Directions
Render the rows below as a Markdown table with the columns No. and Line, one numbered line per table row and blank lines skipped. Omit the pictures from the table.

Rows from a layout dataset
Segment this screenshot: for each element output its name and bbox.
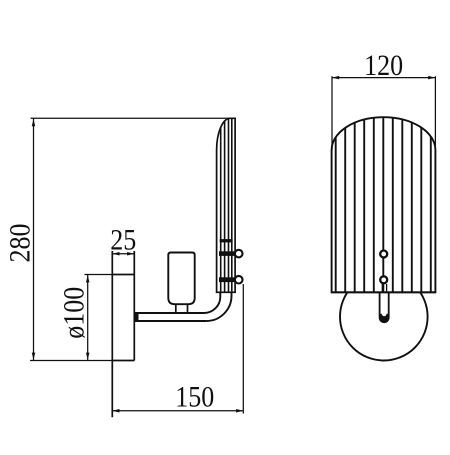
svg-text:150: 150 — [175, 380, 214, 413]
svg-text:120: 120 — [364, 49, 403, 82]
svg-text:280: 280 — [3, 224, 36, 263]
svg-text:25: 25 — [110, 223, 136, 256]
svg-text:ø100: ø100 — [57, 287, 90, 339]
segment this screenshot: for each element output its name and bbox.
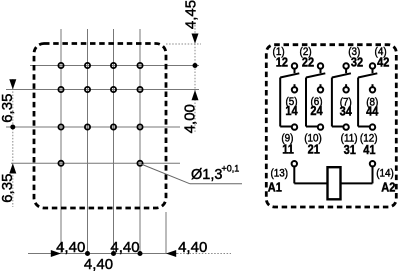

Complete answer
| No. | Line |
|---|---|
| 1 | Segment this screenshot: for each element output its name and bbox. |
| 2 | svg-text:150: 150 — [175, 380, 214, 413] |
| 3 | svg-text:120: 120 — [364, 49, 403, 82] |
| 4 | svg-text:280: 280 — [3, 224, 36, 263] |
| 5 | svg-text:25: 25 — [110, 223, 136, 256] |
| 6 | svg-text:ø100: ø100 — [57, 287, 90, 339] |
| 7 | segment this screenshot: for each element output its name and bbox. |